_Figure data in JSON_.
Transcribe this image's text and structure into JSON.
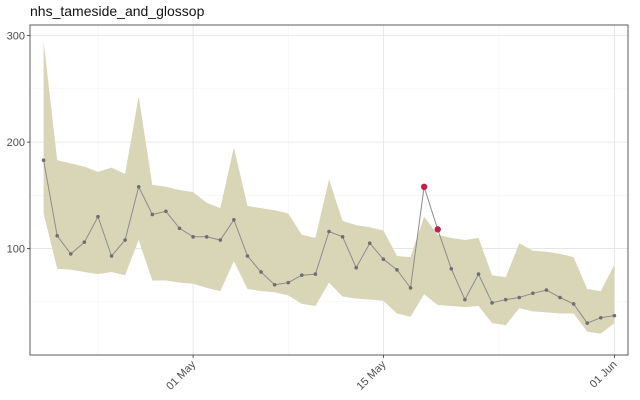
{
  "chart_data": {
    "type": "line",
    "title": "nhs_tameside_and_glossop",
    "xlabel": "",
    "ylabel": "",
    "x_ticks": [
      {
        "date": "2020-05-01",
        "label": "01 May"
      },
      {
        "date": "2020-05-15",
        "label": "15 May"
      },
      {
        "date": "2020-06-01",
        "label": "01 Jun"
      }
    ],
    "y_ticks": [
      100,
      200,
      300
    ],
    "xlim": [
      "2020-04-19",
      "2020-06-02"
    ],
    "ylim": [
      0,
      310
    ],
    "grid": true,
    "legend": "none",
    "colors": {
      "band": "#d9d6b8",
      "line": "#8c8c8c",
      "point": "#6e6e6e",
      "anomaly": "#c0214a",
      "grid_major": "#e3e3e3",
      "grid_minor": "#f1f1f1",
      "axis": "#333333"
    },
    "series": [
      {
        "values": [
          {
            "x": "2020-04-20",
            "y": 183,
            "lo": 133,
            "hi": 295
          },
          {
            "x": "2020-04-21",
            "y": 112,
            "lo": 81,
            "hi": 183
          },
          {
            "x": "2020-04-22",
            "y": 95,
            "lo": 80,
            "hi": 180
          },
          {
            "x": "2020-04-23",
            "y": 106,
            "lo": 78,
            "hi": 177
          },
          {
            "x": "2020-04-24",
            "y": 130,
            "lo": 76,
            "hi": 172
          },
          {
            "x": "2020-04-25",
            "y": 93,
            "lo": 78,
            "hi": 176
          },
          {
            "x": "2020-04-26",
            "y": 108,
            "lo": 75,
            "hi": 170
          },
          {
            "x": "2020-04-27",
            "y": 158,
            "lo": 108,
            "hi": 243
          },
          {
            "x": "2020-04-28",
            "y": 132,
            "lo": 70,
            "hi": 160
          },
          {
            "x": "2020-04-29",
            "y": 135,
            "lo": 70,
            "hi": 158
          },
          {
            "x": "2020-04-30",
            "y": 119,
            "lo": 68,
            "hi": 155
          },
          {
            "x": "2020-05-01",
            "y": 111,
            "lo": 67,
            "hi": 153
          },
          {
            "x": "2020-05-02",
            "y": 111,
            "lo": 63,
            "hi": 143
          },
          {
            "x": "2020-05-03",
            "y": 108,
            "lo": 60,
            "hi": 138
          },
          {
            "x": "2020-05-04",
            "y": 127,
            "lo": 88,
            "hi": 195
          },
          {
            "x": "2020-05-05",
            "y": 93,
            "lo": 62,
            "hi": 140
          },
          {
            "x": "2020-05-06",
            "y": 78,
            "lo": 60,
            "hi": 138
          },
          {
            "x": "2020-05-07",
            "y": 66,
            "lo": 59,
            "hi": 136
          },
          {
            "x": "2020-05-08",
            "y": 68,
            "lo": 56,
            "hi": 133
          },
          {
            "x": "2020-05-09",
            "y": 75,
            "lo": 48,
            "hi": 113
          },
          {
            "x": "2020-05-10",
            "y": 76,
            "lo": 46,
            "hi": 110
          },
          {
            "x": "2020-05-11",
            "y": 116,
            "lo": 68,
            "hi": 165
          },
          {
            "x": "2020-05-12",
            "y": 111,
            "lo": 55,
            "hi": 126
          },
          {
            "x": "2020-05-13",
            "y": 82,
            "lo": 53,
            "hi": 122
          },
          {
            "x": "2020-05-14",
            "y": 105,
            "lo": 52,
            "hi": 120
          },
          {
            "x": "2020-05-15",
            "y": 90,
            "lo": 51,
            "hi": 117
          },
          {
            "x": "2020-05-16",
            "y": 80,
            "lo": 39,
            "hi": 93
          },
          {
            "x": "2020-05-17",
            "y": 63,
            "lo": 36,
            "hi": 92
          },
          {
            "x": "2020-05-18",
            "y": 158,
            "lo": 57,
            "hi": 130,
            "anomaly": true
          },
          {
            "x": "2020-05-19",
            "y": 118,
            "lo": 47,
            "hi": 113,
            "anomaly": true
          },
          {
            "x": "2020-05-20",
            "y": 81,
            "lo": 46,
            "hi": 110
          },
          {
            "x": "2020-05-21",
            "y": 52,
            "lo": 45,
            "hi": 108
          },
          {
            "x": "2020-05-22",
            "y": 76,
            "lo": 46,
            "hi": 110
          },
          {
            "x": "2020-05-23",
            "y": 49,
            "lo": 30,
            "hi": 75
          },
          {
            "x": "2020-05-24",
            "y": 52,
            "lo": 28,
            "hi": 73
          },
          {
            "x": "2020-05-25",
            "y": 54,
            "lo": 44,
            "hi": 105
          },
          {
            "x": "2020-05-26",
            "y": 58,
            "lo": 41,
            "hi": 98
          },
          {
            "x": "2020-05-27",
            "y": 61,
            "lo": 40,
            "hi": 97
          },
          {
            "x": "2020-05-28",
            "y": 54,
            "lo": 39,
            "hi": 95
          },
          {
            "x": "2020-05-29",
            "y": 48,
            "lo": 39,
            "hi": 92
          },
          {
            "x": "2020-05-30",
            "y": 30,
            "lo": 22,
            "hi": 62
          },
          {
            "x": "2020-05-31",
            "y": 35,
            "lo": 20,
            "hi": 60
          },
          {
            "x": "2020-06-01",
            "y": 37,
            "lo": 30,
            "hi": 85
          }
        ]
      }
    ]
  }
}
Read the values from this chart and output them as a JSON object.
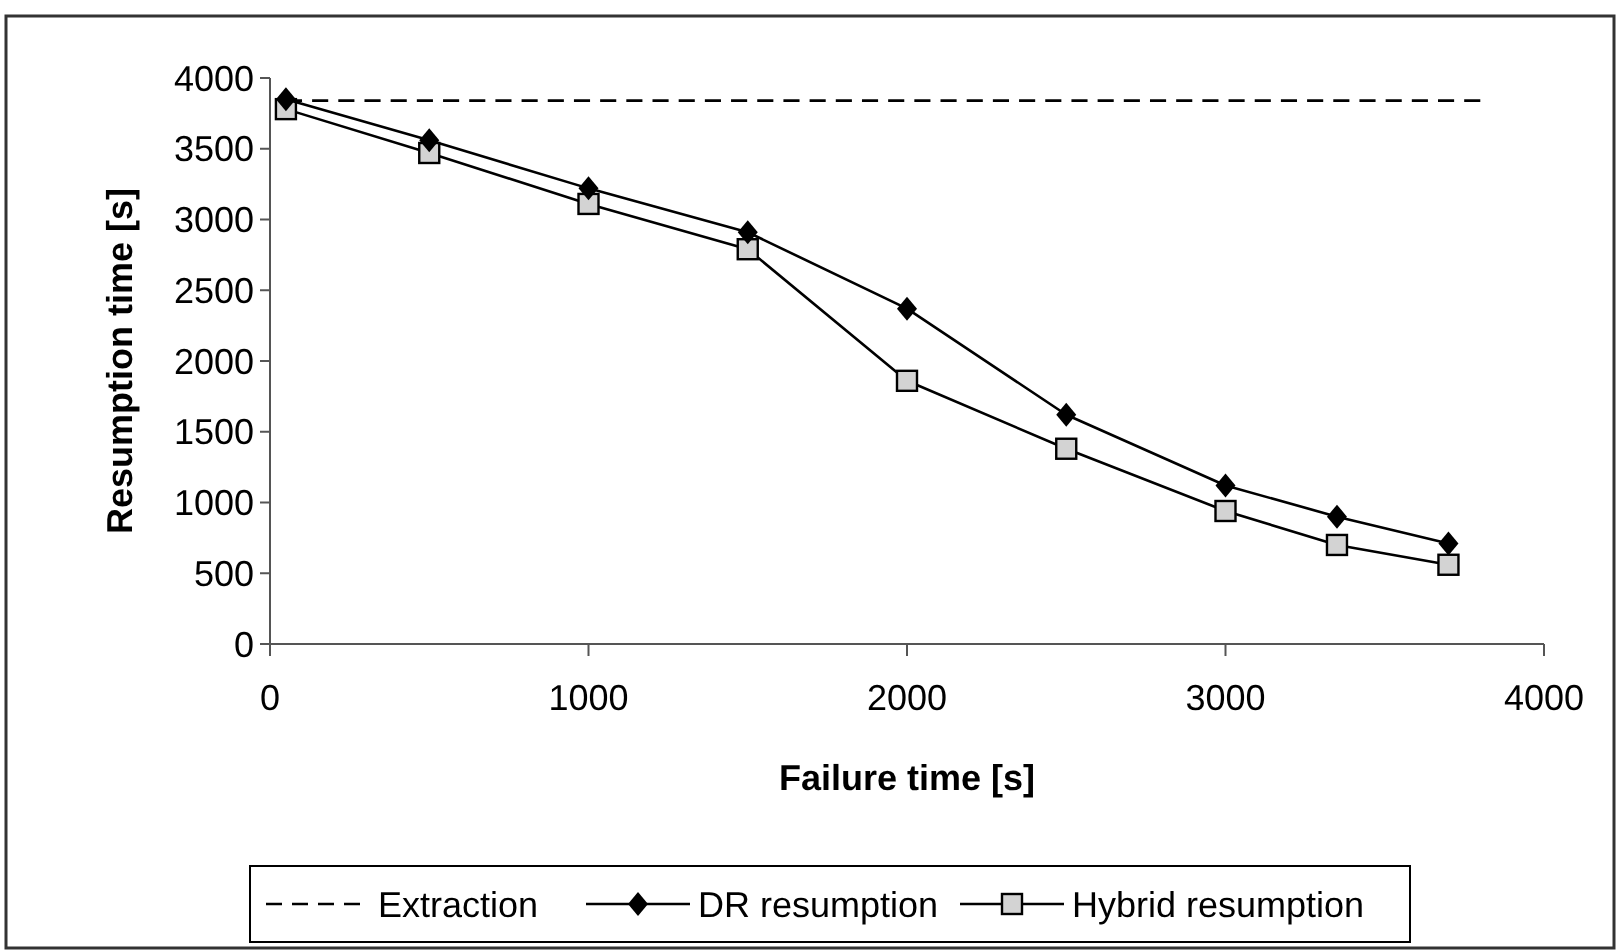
{
  "chart_data": {
    "type": "line",
    "xlabel": "Failure time [s]",
    "ylabel": "Resumption time [s]",
    "xlim": [
      0,
      4000
    ],
    "xticks": [
      0,
      1000,
      2000,
      3000,
      4000
    ],
    "ylim": [
      0,
      4000
    ],
    "yticks": [
      0,
      500,
      1000,
      1500,
      2000,
      2500,
      3000,
      3500,
      4000
    ],
    "grid": false,
    "legend": "bottom",
    "series": [
      {
        "name": "Extraction",
        "color": "#000000",
        "x": [
          50,
          3800
        ],
        "values": [
          3840,
          3840
        ],
        "line_style": "dashed",
        "marker": "none"
      },
      {
        "name": "DR resumption",
        "color": "#000000",
        "x": [
          50,
          500,
          1000,
          1500,
          2000,
          2500,
          3000,
          3350,
          3700
        ],
        "values": [
          3850,
          3560,
          3220,
          2910,
          2370,
          1620,
          1120,
          900,
          710
        ],
        "line_style": "solid",
        "marker": "diamond"
      },
      {
        "name": "Hybrid resumption",
        "color": "#d3d3d3",
        "x": [
          50,
          500,
          1000,
          1500,
          2000,
          2500,
          3000,
          3350,
          3700
        ],
        "values": [
          3780,
          3470,
          3110,
          2790,
          1860,
          1380,
          940,
          700,
          560
        ],
        "line_style": "solid",
        "marker": "square"
      }
    ]
  }
}
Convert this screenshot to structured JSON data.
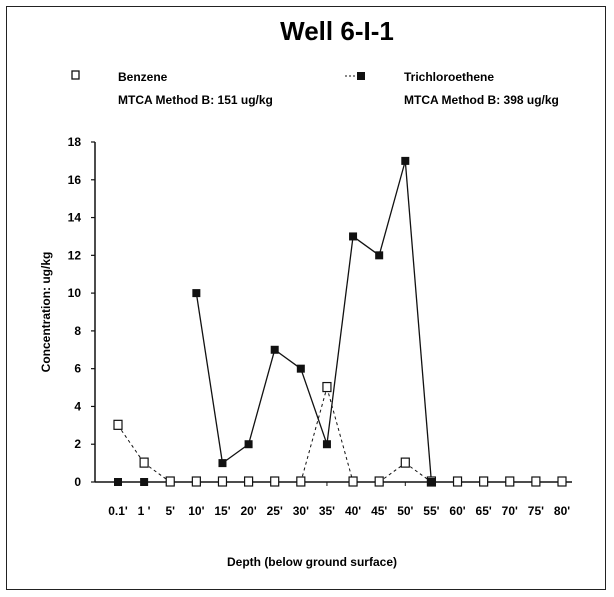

_Aim_. Filter the records down to the lines that contain the string "time", and copy those lines.

_Finished exercise_.
    "xlabel": "Failure time [s]",
    "ylabel": "Resumption time [s]",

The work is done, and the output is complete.